Problem statement
State the number of lines where "below" appears. Add nothing else.

Some records
════════
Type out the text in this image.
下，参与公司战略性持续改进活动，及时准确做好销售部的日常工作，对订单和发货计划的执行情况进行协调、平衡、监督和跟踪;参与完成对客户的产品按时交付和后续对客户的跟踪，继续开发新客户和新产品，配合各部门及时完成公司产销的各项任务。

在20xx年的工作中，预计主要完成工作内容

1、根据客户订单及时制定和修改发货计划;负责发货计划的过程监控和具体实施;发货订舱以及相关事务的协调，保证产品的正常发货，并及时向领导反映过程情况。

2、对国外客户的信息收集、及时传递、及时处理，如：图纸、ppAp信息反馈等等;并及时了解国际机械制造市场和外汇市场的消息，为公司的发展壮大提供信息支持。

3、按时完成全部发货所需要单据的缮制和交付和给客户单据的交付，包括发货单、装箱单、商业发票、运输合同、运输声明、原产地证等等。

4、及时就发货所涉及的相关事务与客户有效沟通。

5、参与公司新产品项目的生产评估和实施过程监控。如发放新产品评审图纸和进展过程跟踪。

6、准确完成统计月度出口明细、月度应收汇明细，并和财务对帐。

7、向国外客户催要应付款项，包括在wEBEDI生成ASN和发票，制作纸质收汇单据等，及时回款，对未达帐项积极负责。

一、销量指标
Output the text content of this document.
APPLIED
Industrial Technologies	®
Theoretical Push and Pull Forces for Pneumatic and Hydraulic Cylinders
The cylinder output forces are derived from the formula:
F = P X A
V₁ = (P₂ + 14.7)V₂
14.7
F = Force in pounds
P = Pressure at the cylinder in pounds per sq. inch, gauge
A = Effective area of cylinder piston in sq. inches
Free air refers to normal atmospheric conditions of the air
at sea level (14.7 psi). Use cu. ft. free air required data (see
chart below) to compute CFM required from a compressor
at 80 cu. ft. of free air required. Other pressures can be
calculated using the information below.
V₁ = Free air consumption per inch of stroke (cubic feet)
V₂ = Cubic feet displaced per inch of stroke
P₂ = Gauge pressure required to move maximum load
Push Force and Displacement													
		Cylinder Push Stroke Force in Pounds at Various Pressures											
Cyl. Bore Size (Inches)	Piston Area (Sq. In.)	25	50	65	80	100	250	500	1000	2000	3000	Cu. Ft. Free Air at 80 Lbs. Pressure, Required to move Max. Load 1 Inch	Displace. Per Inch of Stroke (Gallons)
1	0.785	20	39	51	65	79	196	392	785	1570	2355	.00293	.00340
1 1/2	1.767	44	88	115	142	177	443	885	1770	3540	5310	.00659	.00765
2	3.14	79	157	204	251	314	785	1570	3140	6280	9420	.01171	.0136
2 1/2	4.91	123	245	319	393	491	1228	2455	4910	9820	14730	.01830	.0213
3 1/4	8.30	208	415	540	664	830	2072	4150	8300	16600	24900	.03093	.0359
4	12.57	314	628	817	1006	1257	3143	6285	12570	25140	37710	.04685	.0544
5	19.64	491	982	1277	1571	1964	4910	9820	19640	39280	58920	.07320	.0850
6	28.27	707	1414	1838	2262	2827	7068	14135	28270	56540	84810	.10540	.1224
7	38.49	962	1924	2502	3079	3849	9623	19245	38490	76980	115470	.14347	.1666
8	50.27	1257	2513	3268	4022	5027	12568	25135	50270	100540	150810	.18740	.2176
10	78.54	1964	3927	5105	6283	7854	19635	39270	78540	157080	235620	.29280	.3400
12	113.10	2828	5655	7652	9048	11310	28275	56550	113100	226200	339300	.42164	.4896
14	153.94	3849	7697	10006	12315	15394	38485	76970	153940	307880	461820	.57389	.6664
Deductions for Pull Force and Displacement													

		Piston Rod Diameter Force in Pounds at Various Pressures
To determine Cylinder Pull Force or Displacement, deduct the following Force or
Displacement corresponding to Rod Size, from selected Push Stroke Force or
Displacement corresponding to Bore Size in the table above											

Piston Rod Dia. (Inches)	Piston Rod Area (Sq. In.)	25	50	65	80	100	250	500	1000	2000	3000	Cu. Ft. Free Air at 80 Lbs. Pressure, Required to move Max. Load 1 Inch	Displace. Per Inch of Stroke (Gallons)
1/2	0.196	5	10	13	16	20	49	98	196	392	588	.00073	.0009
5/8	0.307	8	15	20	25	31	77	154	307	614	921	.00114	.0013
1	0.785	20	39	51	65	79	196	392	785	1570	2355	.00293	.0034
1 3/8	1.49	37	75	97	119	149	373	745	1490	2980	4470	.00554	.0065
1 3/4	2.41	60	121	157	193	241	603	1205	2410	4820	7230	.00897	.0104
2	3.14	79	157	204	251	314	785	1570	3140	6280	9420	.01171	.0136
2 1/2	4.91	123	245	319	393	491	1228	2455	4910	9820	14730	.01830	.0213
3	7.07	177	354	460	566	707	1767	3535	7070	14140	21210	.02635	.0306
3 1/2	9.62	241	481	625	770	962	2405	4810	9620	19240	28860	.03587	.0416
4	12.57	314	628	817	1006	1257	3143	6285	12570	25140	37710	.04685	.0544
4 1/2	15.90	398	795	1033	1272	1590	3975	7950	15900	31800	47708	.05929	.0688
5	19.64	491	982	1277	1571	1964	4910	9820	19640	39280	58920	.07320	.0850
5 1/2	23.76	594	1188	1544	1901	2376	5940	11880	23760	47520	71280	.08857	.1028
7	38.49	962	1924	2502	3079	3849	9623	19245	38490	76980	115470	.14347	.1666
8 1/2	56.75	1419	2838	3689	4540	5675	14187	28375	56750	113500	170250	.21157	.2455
════════
Solution to this problem
2